Dataset entries
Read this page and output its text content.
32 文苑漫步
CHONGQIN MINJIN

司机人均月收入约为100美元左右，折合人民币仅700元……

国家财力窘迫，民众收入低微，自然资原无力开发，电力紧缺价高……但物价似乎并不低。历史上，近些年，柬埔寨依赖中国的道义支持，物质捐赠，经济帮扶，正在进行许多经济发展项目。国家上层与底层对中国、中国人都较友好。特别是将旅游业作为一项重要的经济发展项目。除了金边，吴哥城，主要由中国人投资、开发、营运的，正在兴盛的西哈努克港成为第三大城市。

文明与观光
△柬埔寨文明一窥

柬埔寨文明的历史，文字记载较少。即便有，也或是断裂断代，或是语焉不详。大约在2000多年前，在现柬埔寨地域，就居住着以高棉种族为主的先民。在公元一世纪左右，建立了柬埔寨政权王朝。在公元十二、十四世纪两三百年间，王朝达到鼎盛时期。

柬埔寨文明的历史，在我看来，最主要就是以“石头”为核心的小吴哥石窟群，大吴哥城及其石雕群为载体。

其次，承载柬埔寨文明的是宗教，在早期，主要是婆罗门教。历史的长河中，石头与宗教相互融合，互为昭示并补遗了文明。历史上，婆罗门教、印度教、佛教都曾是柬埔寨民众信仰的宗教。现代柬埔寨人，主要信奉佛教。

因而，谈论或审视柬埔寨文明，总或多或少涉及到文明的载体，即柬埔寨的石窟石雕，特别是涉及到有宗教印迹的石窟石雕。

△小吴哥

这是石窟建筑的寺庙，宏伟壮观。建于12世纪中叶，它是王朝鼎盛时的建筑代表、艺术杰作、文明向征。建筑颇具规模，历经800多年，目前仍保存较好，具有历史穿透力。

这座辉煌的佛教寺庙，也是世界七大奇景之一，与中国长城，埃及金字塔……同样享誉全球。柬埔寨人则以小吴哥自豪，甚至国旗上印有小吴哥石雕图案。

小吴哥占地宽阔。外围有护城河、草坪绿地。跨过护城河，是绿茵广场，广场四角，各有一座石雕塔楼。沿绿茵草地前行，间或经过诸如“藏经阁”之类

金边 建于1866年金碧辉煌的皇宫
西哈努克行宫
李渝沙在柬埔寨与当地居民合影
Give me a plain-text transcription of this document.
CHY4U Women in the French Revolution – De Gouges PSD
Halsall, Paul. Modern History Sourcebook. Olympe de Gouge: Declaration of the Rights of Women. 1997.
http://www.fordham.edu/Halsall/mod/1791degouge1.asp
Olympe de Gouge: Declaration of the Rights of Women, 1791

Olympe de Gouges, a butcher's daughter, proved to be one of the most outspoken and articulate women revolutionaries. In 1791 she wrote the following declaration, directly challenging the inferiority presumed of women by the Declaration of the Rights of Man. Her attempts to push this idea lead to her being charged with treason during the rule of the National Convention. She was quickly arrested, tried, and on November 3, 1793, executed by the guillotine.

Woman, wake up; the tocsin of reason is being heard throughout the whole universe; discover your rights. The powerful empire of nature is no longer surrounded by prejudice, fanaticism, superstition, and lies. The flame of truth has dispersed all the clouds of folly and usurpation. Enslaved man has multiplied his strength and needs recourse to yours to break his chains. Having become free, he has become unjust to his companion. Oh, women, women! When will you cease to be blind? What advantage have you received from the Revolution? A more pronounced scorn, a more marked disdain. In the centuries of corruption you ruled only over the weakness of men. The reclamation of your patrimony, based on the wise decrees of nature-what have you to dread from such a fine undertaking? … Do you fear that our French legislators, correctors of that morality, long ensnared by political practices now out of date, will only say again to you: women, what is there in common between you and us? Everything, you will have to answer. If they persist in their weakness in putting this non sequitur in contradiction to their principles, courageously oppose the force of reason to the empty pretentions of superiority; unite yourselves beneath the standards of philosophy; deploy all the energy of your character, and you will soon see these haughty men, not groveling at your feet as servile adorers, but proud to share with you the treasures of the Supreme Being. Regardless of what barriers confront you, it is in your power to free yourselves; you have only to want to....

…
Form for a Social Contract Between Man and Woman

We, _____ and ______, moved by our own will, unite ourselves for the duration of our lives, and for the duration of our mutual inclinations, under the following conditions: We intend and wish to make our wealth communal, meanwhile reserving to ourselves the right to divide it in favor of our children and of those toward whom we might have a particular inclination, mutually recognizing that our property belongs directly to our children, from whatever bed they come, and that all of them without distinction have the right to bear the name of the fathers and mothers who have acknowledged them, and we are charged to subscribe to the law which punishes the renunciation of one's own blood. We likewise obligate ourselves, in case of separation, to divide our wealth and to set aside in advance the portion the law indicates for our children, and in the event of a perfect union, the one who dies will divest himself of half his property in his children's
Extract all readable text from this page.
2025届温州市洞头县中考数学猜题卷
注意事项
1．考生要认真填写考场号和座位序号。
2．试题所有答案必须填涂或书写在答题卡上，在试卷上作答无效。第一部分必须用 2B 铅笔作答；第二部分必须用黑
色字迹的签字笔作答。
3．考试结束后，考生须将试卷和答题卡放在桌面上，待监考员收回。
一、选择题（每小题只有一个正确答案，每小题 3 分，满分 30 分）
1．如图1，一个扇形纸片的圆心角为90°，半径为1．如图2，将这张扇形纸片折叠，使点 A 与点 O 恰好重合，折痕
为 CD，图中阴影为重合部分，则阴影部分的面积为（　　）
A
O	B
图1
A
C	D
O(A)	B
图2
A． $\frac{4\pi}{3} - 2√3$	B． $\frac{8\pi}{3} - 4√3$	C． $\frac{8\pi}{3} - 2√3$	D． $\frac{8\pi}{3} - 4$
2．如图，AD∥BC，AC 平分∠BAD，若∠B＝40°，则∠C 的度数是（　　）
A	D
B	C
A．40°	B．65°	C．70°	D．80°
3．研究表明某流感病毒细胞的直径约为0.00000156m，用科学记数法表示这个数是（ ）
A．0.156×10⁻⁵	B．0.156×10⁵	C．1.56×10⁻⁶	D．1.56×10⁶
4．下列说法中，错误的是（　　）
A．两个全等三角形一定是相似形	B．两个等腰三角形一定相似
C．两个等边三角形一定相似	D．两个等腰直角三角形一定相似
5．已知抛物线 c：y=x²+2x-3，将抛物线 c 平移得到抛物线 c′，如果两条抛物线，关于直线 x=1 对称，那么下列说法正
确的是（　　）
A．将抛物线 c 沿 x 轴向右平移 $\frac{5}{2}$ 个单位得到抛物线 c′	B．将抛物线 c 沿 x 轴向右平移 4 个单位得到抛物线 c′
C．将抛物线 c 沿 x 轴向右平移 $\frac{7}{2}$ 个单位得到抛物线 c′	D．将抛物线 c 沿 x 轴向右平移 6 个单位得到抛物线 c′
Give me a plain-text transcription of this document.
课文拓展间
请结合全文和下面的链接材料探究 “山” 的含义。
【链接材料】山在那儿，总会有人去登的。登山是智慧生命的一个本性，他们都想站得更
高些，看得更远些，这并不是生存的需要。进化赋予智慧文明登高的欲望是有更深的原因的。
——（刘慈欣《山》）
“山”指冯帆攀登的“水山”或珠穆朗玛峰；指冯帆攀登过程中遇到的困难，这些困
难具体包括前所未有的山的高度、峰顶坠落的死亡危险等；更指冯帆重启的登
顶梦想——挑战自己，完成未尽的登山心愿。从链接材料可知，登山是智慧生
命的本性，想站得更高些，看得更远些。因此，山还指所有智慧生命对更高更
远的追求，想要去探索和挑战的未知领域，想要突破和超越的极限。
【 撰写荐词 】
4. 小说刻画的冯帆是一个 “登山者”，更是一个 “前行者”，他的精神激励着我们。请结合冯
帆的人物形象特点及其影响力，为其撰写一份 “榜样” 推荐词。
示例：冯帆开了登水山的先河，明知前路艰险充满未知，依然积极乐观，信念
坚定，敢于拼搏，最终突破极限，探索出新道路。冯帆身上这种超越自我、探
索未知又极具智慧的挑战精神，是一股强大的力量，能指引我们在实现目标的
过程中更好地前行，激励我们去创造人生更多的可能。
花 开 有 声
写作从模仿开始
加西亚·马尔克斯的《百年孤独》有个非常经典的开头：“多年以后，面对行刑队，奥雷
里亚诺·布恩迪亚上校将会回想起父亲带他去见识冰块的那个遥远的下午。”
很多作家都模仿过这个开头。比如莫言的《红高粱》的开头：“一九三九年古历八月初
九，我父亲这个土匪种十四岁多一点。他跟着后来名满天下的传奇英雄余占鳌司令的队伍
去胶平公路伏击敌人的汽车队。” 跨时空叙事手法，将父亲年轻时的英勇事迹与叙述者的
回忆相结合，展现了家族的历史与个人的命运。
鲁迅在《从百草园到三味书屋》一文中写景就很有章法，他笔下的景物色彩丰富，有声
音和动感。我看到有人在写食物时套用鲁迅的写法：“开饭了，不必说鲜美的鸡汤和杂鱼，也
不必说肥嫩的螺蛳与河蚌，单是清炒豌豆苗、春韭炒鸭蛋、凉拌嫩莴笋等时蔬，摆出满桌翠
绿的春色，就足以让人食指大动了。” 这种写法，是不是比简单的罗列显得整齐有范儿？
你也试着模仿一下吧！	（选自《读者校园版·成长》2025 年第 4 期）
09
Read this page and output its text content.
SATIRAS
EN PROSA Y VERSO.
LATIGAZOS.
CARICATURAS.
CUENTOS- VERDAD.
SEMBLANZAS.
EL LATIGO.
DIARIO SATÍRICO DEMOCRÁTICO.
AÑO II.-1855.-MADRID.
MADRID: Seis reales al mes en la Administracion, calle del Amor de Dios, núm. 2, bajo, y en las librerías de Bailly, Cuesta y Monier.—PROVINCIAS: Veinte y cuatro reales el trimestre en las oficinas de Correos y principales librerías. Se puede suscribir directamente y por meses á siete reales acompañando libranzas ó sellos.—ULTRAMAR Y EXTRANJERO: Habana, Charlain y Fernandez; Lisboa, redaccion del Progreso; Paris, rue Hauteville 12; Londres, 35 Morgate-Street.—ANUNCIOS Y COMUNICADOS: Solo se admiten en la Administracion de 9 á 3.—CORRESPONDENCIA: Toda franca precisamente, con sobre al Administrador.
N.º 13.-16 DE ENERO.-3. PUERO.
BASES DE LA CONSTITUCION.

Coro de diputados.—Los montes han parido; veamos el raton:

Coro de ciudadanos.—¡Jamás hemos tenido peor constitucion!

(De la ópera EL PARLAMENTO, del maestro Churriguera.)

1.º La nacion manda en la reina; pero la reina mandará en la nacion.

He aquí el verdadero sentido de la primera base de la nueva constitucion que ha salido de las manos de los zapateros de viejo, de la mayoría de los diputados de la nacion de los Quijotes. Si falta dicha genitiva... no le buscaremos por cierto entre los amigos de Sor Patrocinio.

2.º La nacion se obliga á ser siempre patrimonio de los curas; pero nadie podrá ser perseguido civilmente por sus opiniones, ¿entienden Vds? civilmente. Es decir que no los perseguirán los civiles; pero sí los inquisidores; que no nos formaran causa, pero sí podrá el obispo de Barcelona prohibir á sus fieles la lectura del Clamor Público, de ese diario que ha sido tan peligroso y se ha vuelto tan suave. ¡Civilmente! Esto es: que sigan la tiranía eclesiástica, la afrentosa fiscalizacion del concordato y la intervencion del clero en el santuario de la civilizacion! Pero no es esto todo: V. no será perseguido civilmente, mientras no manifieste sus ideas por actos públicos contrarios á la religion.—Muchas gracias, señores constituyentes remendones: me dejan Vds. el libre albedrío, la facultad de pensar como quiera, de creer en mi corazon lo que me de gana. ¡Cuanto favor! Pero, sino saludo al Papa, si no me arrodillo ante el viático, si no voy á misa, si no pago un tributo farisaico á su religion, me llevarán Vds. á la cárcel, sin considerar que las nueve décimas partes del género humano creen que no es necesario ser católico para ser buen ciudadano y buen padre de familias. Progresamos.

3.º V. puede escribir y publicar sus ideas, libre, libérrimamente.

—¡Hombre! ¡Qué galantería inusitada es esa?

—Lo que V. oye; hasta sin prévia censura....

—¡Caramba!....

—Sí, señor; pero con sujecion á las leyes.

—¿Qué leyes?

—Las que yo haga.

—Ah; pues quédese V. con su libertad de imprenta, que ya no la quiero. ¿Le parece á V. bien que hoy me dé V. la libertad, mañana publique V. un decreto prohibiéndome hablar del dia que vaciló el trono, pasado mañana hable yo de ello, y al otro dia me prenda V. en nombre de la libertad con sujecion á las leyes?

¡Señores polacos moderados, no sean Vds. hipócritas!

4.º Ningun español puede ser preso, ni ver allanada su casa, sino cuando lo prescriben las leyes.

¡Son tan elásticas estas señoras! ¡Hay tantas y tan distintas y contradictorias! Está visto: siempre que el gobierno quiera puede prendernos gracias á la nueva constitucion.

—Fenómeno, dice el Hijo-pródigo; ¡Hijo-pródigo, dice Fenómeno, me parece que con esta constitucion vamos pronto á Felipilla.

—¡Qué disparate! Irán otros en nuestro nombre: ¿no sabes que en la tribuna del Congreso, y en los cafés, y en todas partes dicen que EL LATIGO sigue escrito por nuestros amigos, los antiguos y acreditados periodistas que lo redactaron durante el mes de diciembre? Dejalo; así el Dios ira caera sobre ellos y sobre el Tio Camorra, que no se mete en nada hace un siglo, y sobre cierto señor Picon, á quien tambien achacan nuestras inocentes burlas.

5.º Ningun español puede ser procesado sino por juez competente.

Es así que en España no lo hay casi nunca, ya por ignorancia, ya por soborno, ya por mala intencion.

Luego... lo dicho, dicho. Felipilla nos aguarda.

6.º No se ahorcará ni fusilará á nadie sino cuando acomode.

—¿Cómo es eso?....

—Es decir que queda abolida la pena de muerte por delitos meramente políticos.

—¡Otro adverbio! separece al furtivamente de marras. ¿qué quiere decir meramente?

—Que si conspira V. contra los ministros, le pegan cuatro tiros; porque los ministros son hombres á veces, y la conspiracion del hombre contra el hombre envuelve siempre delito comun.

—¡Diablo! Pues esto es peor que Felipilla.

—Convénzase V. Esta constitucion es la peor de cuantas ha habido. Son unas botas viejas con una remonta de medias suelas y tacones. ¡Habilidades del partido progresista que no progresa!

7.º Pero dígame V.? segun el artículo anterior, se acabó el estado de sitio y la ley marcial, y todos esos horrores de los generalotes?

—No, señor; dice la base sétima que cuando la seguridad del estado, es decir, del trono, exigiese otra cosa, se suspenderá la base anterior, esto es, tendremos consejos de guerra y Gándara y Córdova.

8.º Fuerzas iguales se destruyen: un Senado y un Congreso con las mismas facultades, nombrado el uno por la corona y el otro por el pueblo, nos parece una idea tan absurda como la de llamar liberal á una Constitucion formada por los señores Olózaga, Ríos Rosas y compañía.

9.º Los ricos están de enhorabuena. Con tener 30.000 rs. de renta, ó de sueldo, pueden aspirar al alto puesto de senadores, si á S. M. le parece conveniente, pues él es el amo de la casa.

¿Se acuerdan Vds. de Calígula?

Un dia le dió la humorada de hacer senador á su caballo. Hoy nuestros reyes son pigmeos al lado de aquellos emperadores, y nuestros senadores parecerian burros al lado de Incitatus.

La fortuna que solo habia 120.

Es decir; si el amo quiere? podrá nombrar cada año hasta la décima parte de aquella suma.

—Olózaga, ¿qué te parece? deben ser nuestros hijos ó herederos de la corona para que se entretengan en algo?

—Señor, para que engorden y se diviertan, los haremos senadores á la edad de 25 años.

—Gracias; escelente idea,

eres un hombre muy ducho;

What the task asks |
From the data above, pick out each line containing "sujecion" and copy it.

Answer to the task |
—Sí, señor; pero con sujecion á las leyes.
—Ah; pues quédese V. con su libertad de imprenta, que ya no la quiero. ¿Le parece á V. bien que hoy me dé V. la libertad, mañana publique V. un decreto prohibiéndome hablar del dia que vaciló el trono, pasado mañana hable yo de ello, y al otro dia me prenda V. en nombre de la libertad con sujecion á las leyes?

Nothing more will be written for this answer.